◆ WORK ITEM ◆
Please print the records below exactly as they are.

--- SUPPLIED RECORDS ---

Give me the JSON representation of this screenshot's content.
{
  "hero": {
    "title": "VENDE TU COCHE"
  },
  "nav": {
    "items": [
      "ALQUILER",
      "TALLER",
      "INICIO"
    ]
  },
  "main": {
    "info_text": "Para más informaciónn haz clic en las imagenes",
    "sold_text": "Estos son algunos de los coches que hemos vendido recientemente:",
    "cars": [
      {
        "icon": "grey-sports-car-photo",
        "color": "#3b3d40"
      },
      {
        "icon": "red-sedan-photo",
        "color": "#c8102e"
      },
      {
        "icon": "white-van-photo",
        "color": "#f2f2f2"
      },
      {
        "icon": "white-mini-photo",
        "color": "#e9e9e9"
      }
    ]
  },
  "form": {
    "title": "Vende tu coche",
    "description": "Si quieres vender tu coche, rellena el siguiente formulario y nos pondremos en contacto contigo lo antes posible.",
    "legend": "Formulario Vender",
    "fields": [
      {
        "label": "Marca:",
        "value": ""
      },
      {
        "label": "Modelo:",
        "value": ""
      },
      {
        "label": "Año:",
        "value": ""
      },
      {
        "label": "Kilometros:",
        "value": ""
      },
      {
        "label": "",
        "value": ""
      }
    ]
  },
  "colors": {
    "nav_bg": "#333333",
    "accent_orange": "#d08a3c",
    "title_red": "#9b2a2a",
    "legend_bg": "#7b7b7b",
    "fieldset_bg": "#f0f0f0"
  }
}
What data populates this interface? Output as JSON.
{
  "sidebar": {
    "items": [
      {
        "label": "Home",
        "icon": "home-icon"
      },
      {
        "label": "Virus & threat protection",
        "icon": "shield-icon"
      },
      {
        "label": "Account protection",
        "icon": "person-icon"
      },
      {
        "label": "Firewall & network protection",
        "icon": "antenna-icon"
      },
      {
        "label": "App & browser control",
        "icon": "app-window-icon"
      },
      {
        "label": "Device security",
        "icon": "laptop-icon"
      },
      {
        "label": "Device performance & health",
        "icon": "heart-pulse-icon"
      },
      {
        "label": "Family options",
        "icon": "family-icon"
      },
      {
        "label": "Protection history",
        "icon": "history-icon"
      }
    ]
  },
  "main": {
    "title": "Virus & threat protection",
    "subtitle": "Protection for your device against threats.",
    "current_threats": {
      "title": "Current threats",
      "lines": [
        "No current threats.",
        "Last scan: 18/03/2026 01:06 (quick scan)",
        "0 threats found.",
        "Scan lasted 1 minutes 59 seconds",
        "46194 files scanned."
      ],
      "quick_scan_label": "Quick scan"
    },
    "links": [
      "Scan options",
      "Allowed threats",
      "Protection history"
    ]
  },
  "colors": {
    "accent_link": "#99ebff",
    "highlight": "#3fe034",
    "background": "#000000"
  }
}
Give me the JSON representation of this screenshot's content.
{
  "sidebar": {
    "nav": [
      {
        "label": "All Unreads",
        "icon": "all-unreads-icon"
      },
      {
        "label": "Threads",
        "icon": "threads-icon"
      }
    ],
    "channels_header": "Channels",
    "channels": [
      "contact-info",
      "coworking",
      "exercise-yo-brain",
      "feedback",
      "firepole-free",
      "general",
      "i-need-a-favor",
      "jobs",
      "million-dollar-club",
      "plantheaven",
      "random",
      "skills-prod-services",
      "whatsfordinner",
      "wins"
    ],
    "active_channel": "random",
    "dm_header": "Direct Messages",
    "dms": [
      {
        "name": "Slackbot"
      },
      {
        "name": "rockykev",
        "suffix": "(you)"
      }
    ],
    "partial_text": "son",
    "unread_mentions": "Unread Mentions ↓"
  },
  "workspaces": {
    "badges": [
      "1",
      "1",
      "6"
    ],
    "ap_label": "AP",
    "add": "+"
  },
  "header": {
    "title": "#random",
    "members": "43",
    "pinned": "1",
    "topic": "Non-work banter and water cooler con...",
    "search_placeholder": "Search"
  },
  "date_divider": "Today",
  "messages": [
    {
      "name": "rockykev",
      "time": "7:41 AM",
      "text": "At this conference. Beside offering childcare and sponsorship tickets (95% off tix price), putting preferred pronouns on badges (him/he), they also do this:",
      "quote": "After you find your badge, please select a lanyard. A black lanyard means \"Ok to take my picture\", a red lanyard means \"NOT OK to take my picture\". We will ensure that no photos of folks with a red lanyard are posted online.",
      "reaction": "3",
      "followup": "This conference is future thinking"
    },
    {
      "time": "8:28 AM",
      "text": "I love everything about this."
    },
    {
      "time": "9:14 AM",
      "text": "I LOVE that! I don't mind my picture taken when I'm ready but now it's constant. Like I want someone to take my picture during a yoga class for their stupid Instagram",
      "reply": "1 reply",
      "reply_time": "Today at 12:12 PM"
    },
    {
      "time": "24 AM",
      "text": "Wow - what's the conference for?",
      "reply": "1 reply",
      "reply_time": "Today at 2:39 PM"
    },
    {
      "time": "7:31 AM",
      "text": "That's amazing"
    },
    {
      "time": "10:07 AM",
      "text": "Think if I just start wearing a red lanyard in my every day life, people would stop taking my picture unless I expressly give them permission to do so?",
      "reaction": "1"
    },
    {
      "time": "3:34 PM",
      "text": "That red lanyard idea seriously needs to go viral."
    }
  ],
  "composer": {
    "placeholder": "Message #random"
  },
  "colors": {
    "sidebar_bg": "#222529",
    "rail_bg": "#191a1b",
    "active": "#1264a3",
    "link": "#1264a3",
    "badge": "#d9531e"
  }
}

---

◆ RESULT FOR THIS EXERCISE ◆
Give me the JSON representation of this screenshot's content.
{
  "hero": {
    "title": "VENDE TU COCHE"
  },
  "nav": {
    "items": [
      "ALQUILER",
      "TALLER",
      "INICIO"
    ]
  },
  "main": {
    "info_text": "Para más informaciónn haz clic en las imagenes",
    "sold_text": "Estos son algunos de los coches que hemos vendido recientemente:",
    "cars": [
      {
        "icon": "grey-sports-car-photo",
        "color": "#3b3d40"
      },
      {
        "icon": "red-sedan-photo",
        "color": "#c8102e"
      },
      {
        "icon": "white-van-photo",
        "color": "#f2f2f2"
      },
      {
        "icon": "white-mini-photo",
        "color": "#e9e9e9"
      }
    ]
  },
  "form": {
    "title": "Vende tu coche",
    "description": "Si quieres vender tu coche, rellena el siguiente formulario y nos pondremos en contacto contigo lo antes posible.",
    "legend": "Formulario Vender",
    "fields": [
      {
        "label": "Marca:",
        "value": ""
      },
      {
        "label": "Modelo:",
        "value": ""
      },
      {
        "label": "Año:",
        "value": ""
      },
      {
        "label": "Kilometros:",
        "value": ""
      },
      {
        "label": "",
        "value": ""
      }
    ]
  },
  "colors": {
    "nav_bg": "#333333",
    "accent_orange": "#d08a3c",
    "title_red": "#9b2a2a",
    "legend_bg": "#7b7b7b",
    "fieldset_bg": "#f0f0f0"
  }
}
What data populates this interface? Output as JSON.
{
  "sidebar": {
    "items": [
      {
        "label": "Home",
        "icon": "home-icon"
      },
      {
        "label": "Virus & threat protection",
        "icon": "shield-icon"
      },
      {
        "label": "Account protection",
        "icon": "person-icon"
      },
      {
        "label": "Firewall & network protection",
        "icon": "antenna-icon"
      },
      {
        "label": "App & browser control",
        "icon": "app-window-icon"
      },
      {
        "label": "Device security",
        "icon": "laptop-icon"
      },
      {
        "label": "Device performance & health",
        "icon": "heart-pulse-icon"
      },
      {
        "label": "Family options",
        "icon": "family-icon"
      },
      {
        "label": "Protection history",
        "icon": "history-icon"
      }
    ]
  },
  "main": {
    "title": "Virus & threat protection",
    "subtitle": "Protection for your device against threats.",
    "current_threats": {
      "title": "Current threats",
      "lines": [
        "No current threats.",
        "Last scan: 18/03/2026 01:06 (quick scan)",
        "0 threats found.",
        "Scan lasted 1 minutes 59 seconds",
        "46194 files scanned."
      ],
      "quick_scan_label": "Quick scan"
    },
    "links": [
      "Scan options",
      "Allowed threats",
      "Protection history"
    ]
  },
  "colors": {
    "accent_link": "#99ebff",
    "highlight": "#3fe034",
    "background": "#000000"
  }
}
Give me the JSON representation of this screenshot's content.
{
  "sidebar": {
    "nav": [
      {
        "label": "All Unreads",
        "icon": "all-unreads-icon"
      },
      {
        "label": "Threads",
        "icon": "threads-icon"
      }
    ],
    "channels_header": "Channels",
    "channels": [
      "contact-info",
      "coworking",
      "exercise-yo-brain",
      "feedback",
      "firepole-free",
      "general",
      "i-need-a-favor",
      "jobs",
      "million-dollar-club",
      "plantheaven",
      "random",
      "skills-prod-services",
      "whatsfordinner",
      "wins"
    ],
    "active_channel": "random",
    "dm_header": "Direct Messages",
    "dms": [
      {
        "name": "Slackbot"
      },
      {
        "name": "rockykev",
        "suffix": "(you)"
      }
    ],
    "partial_text": "son",
    "unread_mentions": "Unread Mentions ↓"
  },
  "workspaces": {
    "badges": [
      "1",
      "1",
      "6"
    ],
    "ap_label": "AP",
    "add": "+"
  },
  "header": {
    "title": "#random",
    "members": "43",
    "pinned": "1",
    "topic": "Non-work banter and water cooler con...",
    "search_placeholder": "Search"
  },
  "date_divider": "Today",
  "messages": [
    {
      "name": "rockykev",
      "time": "7:41 AM",
      "text": "At this conference. Beside offering childcare and sponsorship tickets (95% off tix price), putting preferred pronouns on badges (him/he), they also do this:",
      "quote": "After you find your badge, please select a lanyard. A black lanyard means \"Ok to take my picture\", a red lanyard means \"NOT OK to take my picture\". We will ensure that no photos of folks with a red lanyard are posted online.",
      "reaction": "3",
      "followup": "This conference is future thinking"
    },
    {
      "time": "8:28 AM",
      "text": "I love everything about this."
    },
    {
      "time": "9:14 AM",
      "text": "I LOVE that! I don't mind my picture taken when I'm ready but now it's constant. Like I want someone to take my picture during a yoga class for their stupid Instagram",
      "reply": "1 reply",
      "reply_time": "Today at 12:12 PM"
    },
    {
      "time": "24 AM",
      "text": "Wow - what's the conference for?",
      "reply": "1 reply",
      "reply_time": "Today at 2:39 PM"
    },
    {
      "time": "7:31 AM",
      "text": "That's amazing"
    },
    {
      "time": "10:07 AM",
      "text": "Think if I just start wearing a red lanyard in my every day life, people would stop taking my picture unless I expressly give them permission to do so?",
      "reaction": "1"
    },
    {
      "time": "3:34 PM",
      "text": "That red lanyard idea seriously needs to go viral."
    }
  ],
  "composer": {
    "placeholder": "Message #random"
  },
  "colors": {
    "sidebar_bg": "#222529",
    "rail_bg": "#191a1b",
    "active": "#1264a3",
    "link": "#1264a3",
    "badge": "#d9531e"
  }
}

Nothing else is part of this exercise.